To be done – Pull every line of the entries that has the word "style".

— START —

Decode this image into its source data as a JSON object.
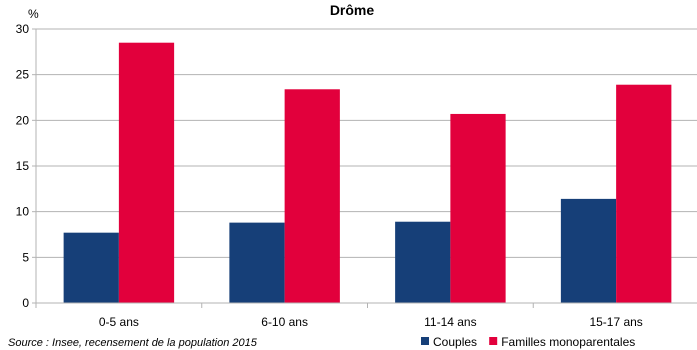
{
  "chart_data": {
    "type": "bar",
    "title": "Drôme",
    "ylabel": "%",
    "xlabel": "",
    "categories": [
      "0-5 ans",
      "6-10 ans",
      "11-14 ans",
      "15-17 ans"
    ],
    "series": [
      {
        "name": "Couples",
        "color": "#163f78",
        "values": [
          7.7,
          8.8,
          8.9,
          11.4
        ]
      },
      {
        "name": "Familles monoparentales",
        "color": "#e2003c",
        "values": [
          28.5,
          23.4,
          20.7,
          23.9
        ]
      }
    ],
    "ylim": [
      0,
      30
    ],
    "yticks": [
      0,
      5,
      10,
      15,
      20,
      25,
      30
    ],
    "grid": true,
    "legend_position": "bottom-right",
    "source": "Source : Insee, recensement de la population 2015"
  }
}
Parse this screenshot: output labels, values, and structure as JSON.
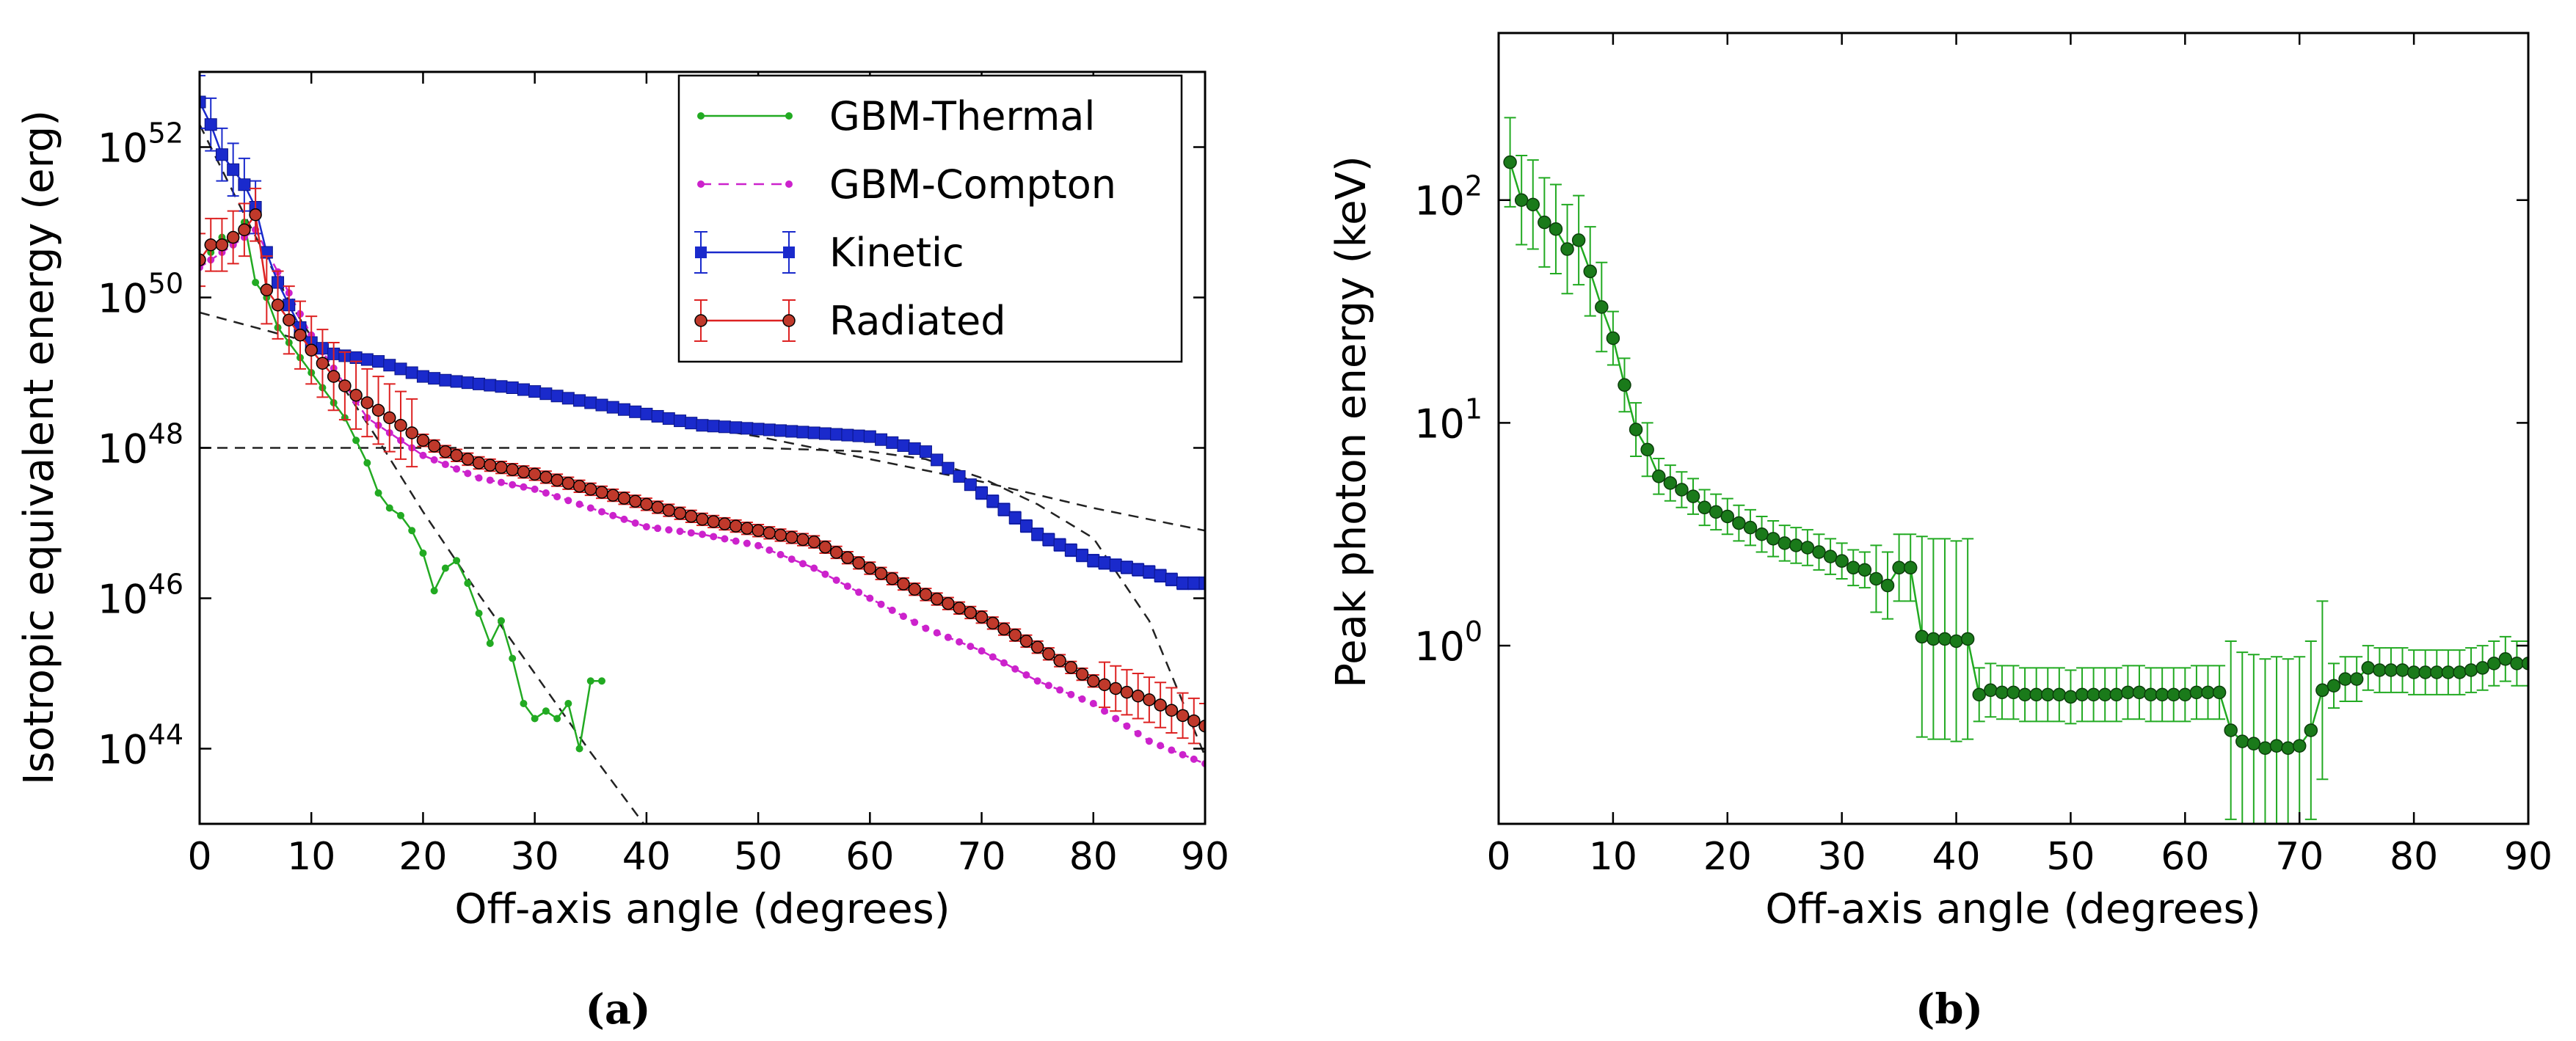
{
  "panels": [
    {
      "caption": "(a)",
      "chart_data": {
        "type": "line",
        "xlabel": "Off-axis angle (degrees)",
        "ylabel": "Isotropic equivalent energy (erg)",
        "xlim": [
          0,
          90
        ],
        "ylim_log10": [
          43,
          53
        ],
        "yscale": "log",
        "grid": false,
        "legend_placement": "top-right",
        "xticks": [
          0,
          10,
          20,
          30,
          40,
          50,
          60,
          70,
          80,
          90
        ],
        "yticks": [
          {
            "base": "10",
            "exp": "44",
            "log10": 44
          },
          {
            "base": "10",
            "exp": "46",
            "log10": 46
          },
          {
            "base": "10",
            "exp": "48",
            "log10": 48
          },
          {
            "base": "10",
            "exp": "50",
            "log10": 50
          },
          {
            "base": "10",
            "exp": "52",
            "log10": 52
          }
        ],
        "series": [
          {
            "name": "GBM-Thermal",
            "color": "#22aa22",
            "style": "dot-line",
            "x": [
              1,
              2,
              3,
              4,
              5,
              6,
              7,
              8,
              9,
              10,
              11,
              12,
              13,
              14,
              15,
              16,
              17,
              18,
              19,
              20,
              21,
              22,
              23,
              24,
              25,
              26,
              27,
              28,
              29,
              30,
              31,
              32,
              33,
              34,
              35,
              36
            ],
            "log10_y": [
              50.6,
              50.8,
              50.7,
              51.0,
              50.2,
              50.0,
              49.6,
              49.4,
              49.2,
              49.0,
              48.8,
              48.6,
              48.4,
              48.1,
              47.8,
              47.4,
              47.2,
              47.1,
              46.9,
              46.6,
              46.1,
              46.4,
              46.5,
              46.2,
              45.8,
              45.4,
              45.7,
              45.2,
              44.6,
              44.4,
              44.5,
              44.4,
              44.6,
              44.0,
              44.9,
              44.9
            ]
          },
          {
            "name": "GBM-Compton",
            "color": "#cc22cc",
            "style": "dashed-dot",
            "x": [
              0,
              5,
              10,
              15,
              20,
              25,
              30,
              35,
              40,
              45,
              50,
              55,
              60,
              65,
              70,
              75,
              80,
              85,
              90
            ],
            "log10_y": [
              50.4,
              50.9,
              49.5,
              48.4,
              47.9,
              47.6,
              47.45,
              47.2,
              46.95,
              46.85,
              46.7,
              46.4,
              46.0,
              45.6,
              45.3,
              44.9,
              44.6,
              44.1,
              43.8
            ]
          },
          {
            "name": "Kinetic",
            "color": "#1a2acc",
            "style": "square-line",
            "x": [
              0,
              1,
              2,
              3,
              4,
              5,
              6,
              7,
              8,
              9,
              10,
              12,
              14,
              16,
              18,
              20,
              22,
              25,
              28,
              30,
              35,
              40,
              45,
              50,
              55,
              60,
              65,
              70,
              75,
              80,
              85,
              88,
              90
            ],
            "log10_y": [
              52.6,
              52.3,
              51.9,
              51.7,
              51.5,
              51.2,
              50.6,
              50.2,
              49.9,
              49.6,
              49.4,
              49.25,
              49.2,
              49.15,
              49.05,
              48.95,
              48.9,
              48.85,
              48.8,
              48.75,
              48.6,
              48.45,
              48.3,
              48.25,
              48.2,
              48.15,
              47.95,
              47.4,
              46.85,
              46.5,
              46.35,
              46.2,
              46.2
            ]
          },
          {
            "name": "Radiated",
            "color": "#dd2222",
            "marker_fill": "#c0392b",
            "style": "circle-line",
            "x": [
              0,
              1,
              2,
              3,
              4,
              5,
              6,
              7,
              8,
              10,
              12,
              14,
              16,
              18,
              20,
              22,
              25,
              30,
              35,
              40,
              45,
              50,
              55,
              60,
              65,
              70,
              75,
              80,
              85,
              90
            ],
            "log10_y": [
              50.5,
              50.7,
              50.7,
              50.8,
              50.9,
              51.1,
              50.1,
              49.9,
              49.7,
              49.3,
              48.95,
              48.7,
              48.5,
              48.3,
              48.1,
              47.95,
              47.8,
              47.65,
              47.45,
              47.25,
              47.05,
              46.9,
              46.75,
              46.4,
              46.05,
              45.75,
              45.35,
              44.9,
              44.65,
              44.3
            ]
          }
        ],
        "fit_lines": [
          {
            "x": [
              0,
              4,
              8,
              12,
              16,
              20,
              25,
              30,
              35,
              40
            ],
            "log10_y": [
              52.3,
              51.1,
              49.95,
              49.0,
              48.1,
              47.15,
              46.05,
              45.0,
              43.95,
              42.95
            ]
          },
          {
            "x": [
              0,
              10,
              20,
              30,
              40,
              50,
              60,
              70,
              80,
              90
            ],
            "log10_y": [
              49.8,
              49.4,
              49.0,
              48.7,
              48.4,
              48.15,
              47.85,
              47.55,
              47.2,
              46.9
            ]
          },
          {
            "x": [
              0,
              10,
              20,
              30,
              40,
              50,
              60,
              65,
              70,
              75,
              80,
              85,
              90
            ],
            "log10_y": [
              48.0,
              48.0,
              48.0,
              48.0,
              48.0,
              48.0,
              47.95,
              47.85,
              47.6,
              47.25,
              46.8,
              45.7,
              43.9
            ]
          }
        ]
      }
    },
    {
      "caption": "(b)",
      "chart_data": {
        "type": "line",
        "xlabel": "Off-axis angle (degrees)",
        "ylabel": "Peak photon energy (keV)",
        "xlim": [
          0,
          90
        ],
        "ylim_log10": [
          -0.8,
          2.75
        ],
        "yscale": "log",
        "grid": false,
        "xticks": [
          0,
          10,
          20,
          30,
          40,
          50,
          60,
          70,
          80,
          90
        ],
        "yticks": [
          {
            "base": "10",
            "exp": "0",
            "log10": 0
          },
          {
            "base": "10",
            "exp": "1",
            "log10": 1
          },
          {
            "base": "10",
            "exp": "2",
            "log10": 2
          }
        ],
        "series": [
          {
            "color": "#22aa22",
            "marker_fill": "#1a7a1a",
            "style": "circle-line",
            "x": [
              1,
              2,
              3,
              4,
              5,
              6,
              7,
              8,
              9,
              10,
              11,
              12,
              13,
              14,
              15,
              16,
              17,
              18,
              19,
              20,
              21,
              22,
              23,
              24,
              25,
              26,
              27,
              28,
              29,
              30,
              31,
              32,
              33,
              34,
              35,
              36,
              37,
              38,
              39,
              40,
              41,
              42,
              43,
              44,
              45,
              46,
              47,
              48,
              49,
              50,
              51,
              52,
              53,
              54,
              55,
              56,
              57,
              58,
              59,
              60,
              61,
              62,
              63,
              64,
              65,
              66,
              67,
              68,
              69,
              70,
              71,
              72,
              73,
              74,
              75,
              76,
              77,
              78,
              79,
              80,
              81,
              82,
              83,
              84,
              85,
              86,
              87,
              88,
              89,
              90
            ],
            "log10_y": [
              2.17,
              2.0,
              1.98,
              1.9,
              1.87,
              1.78,
              1.82,
              1.68,
              1.52,
              1.38,
              1.17,
              0.97,
              0.88,
              0.76,
              0.73,
              0.7,
              0.67,
              0.62,
              0.6,
              0.58,
              0.55,
              0.53,
              0.5,
              0.48,
              0.46,
              0.45,
              0.44,
              0.42,
              0.4,
              0.38,
              0.35,
              0.34,
              0.3,
              0.27,
              0.35,
              0.35,
              0.04,
              0.03,
              0.03,
              0.02,
              0.03,
              -0.22,
              -0.2,
              -0.21,
              -0.21,
              -0.22,
              -0.22,
              -0.22,
              -0.22,
              -0.23,
              -0.22,
              -0.22,
              -0.22,
              -0.22,
              -0.21,
              -0.21,
              -0.22,
              -0.22,
              -0.22,
              -0.22,
              -0.21,
              -0.21,
              -0.21,
              -0.38,
              -0.43,
              -0.44,
              -0.46,
              -0.45,
              -0.46,
              -0.45,
              -0.38,
              -0.2,
              -0.18,
              -0.15,
              -0.15,
              -0.1,
              -0.11,
              -0.11,
              -0.11,
              -0.12,
              -0.12,
              -0.12,
              -0.12,
              -0.12,
              -0.11,
              -0.1,
              -0.08,
              -0.06,
              -0.08,
              -0.08
            ]
          }
        ]
      }
    }
  ]
}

— END —

Reply –
            "style": "dot-line",
            "style": "dashed-dot",
            "style": "square-line",
            "style": "circle-line",
            "style": "circle-line",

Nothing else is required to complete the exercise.